Check each line of the listing for the string "López", count the lines that have it, and answer with that number only.

--------------------------------

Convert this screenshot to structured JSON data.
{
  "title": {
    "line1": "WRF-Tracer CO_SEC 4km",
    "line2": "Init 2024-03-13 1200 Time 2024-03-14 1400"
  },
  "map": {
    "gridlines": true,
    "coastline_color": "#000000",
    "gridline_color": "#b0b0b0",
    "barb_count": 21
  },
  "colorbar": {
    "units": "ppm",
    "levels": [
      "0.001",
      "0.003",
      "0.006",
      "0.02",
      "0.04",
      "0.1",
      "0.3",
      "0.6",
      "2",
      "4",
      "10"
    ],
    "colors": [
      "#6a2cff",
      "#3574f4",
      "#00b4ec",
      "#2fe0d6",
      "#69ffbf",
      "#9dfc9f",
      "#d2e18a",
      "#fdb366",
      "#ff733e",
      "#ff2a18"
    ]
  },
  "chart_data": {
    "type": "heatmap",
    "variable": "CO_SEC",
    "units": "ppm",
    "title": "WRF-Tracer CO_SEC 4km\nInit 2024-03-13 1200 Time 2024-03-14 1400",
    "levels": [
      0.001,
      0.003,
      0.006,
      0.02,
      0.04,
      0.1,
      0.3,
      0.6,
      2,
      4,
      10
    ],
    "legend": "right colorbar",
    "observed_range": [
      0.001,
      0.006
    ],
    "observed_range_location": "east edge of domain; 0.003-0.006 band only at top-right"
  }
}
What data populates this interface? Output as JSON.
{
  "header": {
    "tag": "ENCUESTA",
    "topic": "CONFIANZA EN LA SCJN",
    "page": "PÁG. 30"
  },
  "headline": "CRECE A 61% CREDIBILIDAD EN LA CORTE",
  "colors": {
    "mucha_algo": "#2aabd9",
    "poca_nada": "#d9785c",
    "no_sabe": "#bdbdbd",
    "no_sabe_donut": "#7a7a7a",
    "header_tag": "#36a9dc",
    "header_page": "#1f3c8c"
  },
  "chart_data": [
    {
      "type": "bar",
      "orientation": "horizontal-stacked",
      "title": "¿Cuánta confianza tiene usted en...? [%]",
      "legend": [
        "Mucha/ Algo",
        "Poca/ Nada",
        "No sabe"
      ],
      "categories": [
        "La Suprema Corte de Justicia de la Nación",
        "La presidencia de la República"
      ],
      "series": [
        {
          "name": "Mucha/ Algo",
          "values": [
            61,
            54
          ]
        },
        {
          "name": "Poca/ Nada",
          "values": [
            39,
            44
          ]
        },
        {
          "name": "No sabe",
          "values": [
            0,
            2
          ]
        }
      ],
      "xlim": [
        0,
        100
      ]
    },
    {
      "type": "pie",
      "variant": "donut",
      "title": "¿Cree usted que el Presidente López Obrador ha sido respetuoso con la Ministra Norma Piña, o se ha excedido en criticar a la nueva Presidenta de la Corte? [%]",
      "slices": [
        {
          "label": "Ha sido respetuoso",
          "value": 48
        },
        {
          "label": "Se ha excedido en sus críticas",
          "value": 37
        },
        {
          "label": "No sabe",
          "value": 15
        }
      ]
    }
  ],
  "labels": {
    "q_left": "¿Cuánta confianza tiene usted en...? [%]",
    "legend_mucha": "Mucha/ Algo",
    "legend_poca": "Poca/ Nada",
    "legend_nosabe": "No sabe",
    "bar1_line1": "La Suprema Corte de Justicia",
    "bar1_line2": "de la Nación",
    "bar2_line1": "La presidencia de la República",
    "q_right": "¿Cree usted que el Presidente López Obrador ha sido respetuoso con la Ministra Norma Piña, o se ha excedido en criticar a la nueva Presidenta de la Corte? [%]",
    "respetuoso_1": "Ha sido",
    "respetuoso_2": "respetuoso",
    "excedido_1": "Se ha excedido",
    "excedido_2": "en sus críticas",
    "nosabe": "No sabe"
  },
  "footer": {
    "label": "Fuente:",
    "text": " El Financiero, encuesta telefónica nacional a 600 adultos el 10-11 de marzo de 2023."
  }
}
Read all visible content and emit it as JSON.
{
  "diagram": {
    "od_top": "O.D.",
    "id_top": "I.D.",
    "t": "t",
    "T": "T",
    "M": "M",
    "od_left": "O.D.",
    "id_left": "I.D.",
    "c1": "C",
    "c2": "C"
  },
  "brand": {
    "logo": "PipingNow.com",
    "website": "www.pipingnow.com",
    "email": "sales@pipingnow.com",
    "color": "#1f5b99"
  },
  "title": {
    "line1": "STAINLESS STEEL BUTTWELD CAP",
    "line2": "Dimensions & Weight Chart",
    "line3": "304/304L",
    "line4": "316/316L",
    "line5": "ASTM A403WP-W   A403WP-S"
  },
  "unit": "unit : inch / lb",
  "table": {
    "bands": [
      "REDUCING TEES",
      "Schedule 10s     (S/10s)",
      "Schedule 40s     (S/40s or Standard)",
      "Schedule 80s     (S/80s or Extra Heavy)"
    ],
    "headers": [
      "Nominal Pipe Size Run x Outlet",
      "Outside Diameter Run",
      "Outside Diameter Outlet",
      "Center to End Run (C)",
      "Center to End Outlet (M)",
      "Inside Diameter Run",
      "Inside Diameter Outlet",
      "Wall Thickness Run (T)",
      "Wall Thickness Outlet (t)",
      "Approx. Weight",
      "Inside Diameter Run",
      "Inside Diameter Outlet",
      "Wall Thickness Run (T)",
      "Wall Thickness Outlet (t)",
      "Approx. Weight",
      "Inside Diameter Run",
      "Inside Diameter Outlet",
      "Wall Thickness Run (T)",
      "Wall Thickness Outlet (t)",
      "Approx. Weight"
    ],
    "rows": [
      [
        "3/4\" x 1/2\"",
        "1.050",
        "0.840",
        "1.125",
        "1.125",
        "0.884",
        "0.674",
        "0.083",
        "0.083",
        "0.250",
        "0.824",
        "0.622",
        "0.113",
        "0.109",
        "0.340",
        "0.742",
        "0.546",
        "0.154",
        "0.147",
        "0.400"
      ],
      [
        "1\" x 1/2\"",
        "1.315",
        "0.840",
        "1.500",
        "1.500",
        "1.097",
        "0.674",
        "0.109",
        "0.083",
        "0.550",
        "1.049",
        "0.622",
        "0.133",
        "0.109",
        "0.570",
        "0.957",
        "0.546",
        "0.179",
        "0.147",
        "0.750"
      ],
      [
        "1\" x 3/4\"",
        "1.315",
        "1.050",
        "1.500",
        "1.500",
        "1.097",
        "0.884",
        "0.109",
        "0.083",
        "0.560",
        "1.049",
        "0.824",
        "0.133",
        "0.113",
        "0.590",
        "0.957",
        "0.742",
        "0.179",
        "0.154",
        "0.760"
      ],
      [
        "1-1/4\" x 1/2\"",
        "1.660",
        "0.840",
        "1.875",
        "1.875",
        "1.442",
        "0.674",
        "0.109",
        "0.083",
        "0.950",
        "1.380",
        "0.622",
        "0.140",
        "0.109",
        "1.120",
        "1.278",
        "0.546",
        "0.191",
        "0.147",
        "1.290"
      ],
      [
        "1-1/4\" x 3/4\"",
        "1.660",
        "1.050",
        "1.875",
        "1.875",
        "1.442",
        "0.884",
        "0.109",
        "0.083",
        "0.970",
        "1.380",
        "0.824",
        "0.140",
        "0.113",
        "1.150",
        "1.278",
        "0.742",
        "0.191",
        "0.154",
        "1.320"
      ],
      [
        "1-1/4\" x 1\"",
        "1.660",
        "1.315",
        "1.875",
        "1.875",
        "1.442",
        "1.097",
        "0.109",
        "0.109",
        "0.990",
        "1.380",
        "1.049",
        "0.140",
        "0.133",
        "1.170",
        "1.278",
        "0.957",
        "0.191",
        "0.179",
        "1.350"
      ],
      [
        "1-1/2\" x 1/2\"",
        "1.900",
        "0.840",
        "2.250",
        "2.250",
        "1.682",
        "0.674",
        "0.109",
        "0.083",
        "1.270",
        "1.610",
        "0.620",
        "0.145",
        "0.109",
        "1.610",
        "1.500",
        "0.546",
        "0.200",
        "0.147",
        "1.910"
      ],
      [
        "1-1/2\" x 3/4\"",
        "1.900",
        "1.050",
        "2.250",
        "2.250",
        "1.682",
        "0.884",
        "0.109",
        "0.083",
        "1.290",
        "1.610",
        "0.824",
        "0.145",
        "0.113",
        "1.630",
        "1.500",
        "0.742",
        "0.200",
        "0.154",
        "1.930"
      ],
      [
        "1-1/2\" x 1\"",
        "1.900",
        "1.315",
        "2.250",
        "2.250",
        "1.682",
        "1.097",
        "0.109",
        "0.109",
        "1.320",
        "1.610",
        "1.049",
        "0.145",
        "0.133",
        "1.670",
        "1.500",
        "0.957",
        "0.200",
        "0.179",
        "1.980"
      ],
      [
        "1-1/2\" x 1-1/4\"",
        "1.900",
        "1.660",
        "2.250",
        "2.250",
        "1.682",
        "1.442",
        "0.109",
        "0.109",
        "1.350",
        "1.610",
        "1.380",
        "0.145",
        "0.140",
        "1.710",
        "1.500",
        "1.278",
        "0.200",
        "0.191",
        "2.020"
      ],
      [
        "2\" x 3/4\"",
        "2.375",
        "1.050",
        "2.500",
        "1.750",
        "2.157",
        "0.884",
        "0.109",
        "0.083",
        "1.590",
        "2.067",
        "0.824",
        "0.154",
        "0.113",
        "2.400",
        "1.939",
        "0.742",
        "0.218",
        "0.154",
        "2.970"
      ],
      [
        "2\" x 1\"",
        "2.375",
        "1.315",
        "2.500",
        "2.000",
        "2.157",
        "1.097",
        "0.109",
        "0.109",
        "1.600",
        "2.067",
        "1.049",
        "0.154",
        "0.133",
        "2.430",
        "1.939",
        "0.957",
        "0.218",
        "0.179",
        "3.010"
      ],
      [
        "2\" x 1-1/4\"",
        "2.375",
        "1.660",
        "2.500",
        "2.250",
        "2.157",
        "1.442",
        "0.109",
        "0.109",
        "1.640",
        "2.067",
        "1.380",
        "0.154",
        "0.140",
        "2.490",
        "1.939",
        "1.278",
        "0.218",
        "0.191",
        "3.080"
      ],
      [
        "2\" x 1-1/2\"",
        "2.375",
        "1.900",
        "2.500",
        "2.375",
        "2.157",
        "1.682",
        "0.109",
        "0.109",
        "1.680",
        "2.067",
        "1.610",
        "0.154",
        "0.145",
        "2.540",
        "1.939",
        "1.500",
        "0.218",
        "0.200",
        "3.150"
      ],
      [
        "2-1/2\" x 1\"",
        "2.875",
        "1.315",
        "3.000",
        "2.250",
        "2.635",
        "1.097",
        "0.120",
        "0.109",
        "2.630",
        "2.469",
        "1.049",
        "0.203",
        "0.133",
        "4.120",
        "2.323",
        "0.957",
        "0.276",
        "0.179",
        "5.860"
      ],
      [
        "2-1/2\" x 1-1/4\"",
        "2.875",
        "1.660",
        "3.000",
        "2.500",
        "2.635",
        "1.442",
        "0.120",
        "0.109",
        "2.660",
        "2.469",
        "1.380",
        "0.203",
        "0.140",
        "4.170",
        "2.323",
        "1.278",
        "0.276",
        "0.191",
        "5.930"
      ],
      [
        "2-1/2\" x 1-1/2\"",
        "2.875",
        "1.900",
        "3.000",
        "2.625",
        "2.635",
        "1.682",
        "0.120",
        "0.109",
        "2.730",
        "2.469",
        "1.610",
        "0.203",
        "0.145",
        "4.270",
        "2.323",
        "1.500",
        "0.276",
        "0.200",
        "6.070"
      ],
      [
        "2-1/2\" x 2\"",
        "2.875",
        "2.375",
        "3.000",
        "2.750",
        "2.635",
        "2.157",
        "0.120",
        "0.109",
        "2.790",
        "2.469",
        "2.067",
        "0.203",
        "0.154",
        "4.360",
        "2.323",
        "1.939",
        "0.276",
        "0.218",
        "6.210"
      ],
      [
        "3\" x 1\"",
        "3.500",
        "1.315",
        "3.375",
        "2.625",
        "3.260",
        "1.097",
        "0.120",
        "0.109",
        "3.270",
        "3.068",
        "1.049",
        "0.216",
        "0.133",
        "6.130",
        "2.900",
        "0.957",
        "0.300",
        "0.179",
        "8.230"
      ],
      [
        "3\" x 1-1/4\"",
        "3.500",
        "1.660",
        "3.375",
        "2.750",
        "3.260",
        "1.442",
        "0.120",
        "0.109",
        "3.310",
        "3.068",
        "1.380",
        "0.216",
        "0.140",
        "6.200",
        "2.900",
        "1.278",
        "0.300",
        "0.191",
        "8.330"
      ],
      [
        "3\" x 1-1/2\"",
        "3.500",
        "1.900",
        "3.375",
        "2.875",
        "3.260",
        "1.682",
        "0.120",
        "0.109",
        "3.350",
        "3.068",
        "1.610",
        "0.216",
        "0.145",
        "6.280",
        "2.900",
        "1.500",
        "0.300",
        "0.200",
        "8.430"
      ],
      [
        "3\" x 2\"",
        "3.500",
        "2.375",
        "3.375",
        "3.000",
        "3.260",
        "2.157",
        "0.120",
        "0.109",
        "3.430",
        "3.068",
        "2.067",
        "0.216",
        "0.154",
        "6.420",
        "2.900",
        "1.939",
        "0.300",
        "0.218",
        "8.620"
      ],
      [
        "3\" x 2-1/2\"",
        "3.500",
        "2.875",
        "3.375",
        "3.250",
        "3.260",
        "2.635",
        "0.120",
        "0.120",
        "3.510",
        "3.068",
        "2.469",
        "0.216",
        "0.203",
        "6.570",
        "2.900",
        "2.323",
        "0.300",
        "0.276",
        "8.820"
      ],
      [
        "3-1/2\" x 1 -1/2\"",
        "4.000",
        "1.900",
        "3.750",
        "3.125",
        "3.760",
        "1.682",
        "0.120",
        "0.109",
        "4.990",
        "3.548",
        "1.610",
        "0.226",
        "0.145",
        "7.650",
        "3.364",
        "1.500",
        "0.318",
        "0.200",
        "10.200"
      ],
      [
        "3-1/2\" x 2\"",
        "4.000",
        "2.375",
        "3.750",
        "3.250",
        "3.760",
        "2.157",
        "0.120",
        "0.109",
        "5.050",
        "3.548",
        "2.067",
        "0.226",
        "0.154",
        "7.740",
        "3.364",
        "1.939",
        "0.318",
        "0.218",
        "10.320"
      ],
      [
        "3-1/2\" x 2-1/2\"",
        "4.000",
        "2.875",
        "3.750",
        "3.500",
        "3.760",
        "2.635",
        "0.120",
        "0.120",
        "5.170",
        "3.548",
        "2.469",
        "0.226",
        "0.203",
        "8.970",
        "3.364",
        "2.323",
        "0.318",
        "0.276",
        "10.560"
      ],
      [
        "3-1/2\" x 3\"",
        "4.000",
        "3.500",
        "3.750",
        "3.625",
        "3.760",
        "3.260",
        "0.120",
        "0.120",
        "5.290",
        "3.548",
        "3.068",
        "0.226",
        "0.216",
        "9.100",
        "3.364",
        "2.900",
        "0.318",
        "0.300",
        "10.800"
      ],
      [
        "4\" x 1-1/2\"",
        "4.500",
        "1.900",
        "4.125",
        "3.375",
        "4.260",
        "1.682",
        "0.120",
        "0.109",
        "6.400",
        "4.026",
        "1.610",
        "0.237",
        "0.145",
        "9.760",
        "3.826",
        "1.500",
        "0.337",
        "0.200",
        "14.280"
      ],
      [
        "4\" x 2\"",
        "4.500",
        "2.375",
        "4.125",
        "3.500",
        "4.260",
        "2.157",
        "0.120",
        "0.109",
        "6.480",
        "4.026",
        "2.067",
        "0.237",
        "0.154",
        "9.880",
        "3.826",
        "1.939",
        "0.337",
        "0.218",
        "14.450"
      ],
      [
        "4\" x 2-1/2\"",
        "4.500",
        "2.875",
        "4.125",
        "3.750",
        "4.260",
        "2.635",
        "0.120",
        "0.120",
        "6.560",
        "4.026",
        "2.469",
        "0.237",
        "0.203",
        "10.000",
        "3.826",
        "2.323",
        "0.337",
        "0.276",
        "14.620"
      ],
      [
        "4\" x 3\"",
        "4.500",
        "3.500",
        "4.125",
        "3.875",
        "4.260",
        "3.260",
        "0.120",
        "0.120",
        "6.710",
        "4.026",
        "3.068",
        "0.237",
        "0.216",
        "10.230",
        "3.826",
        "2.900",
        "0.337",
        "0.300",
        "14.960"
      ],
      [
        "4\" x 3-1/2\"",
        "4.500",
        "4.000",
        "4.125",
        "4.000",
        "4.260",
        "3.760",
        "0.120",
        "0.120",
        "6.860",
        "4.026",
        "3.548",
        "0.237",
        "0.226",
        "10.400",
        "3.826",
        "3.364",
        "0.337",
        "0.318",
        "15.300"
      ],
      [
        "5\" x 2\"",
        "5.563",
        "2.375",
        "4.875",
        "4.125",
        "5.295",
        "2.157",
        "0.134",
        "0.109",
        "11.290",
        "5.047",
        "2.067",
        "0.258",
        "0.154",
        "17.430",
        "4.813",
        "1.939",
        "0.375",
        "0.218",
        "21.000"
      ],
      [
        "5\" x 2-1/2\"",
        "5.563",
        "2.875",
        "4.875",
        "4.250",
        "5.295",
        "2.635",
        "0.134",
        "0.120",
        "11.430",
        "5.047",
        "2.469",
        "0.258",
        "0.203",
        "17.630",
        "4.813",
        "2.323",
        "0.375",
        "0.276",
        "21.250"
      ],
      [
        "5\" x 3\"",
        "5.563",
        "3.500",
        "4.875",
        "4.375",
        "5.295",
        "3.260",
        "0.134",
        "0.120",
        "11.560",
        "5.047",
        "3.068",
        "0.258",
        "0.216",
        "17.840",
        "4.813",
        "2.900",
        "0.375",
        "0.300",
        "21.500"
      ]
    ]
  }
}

--------------------------------

Task result
2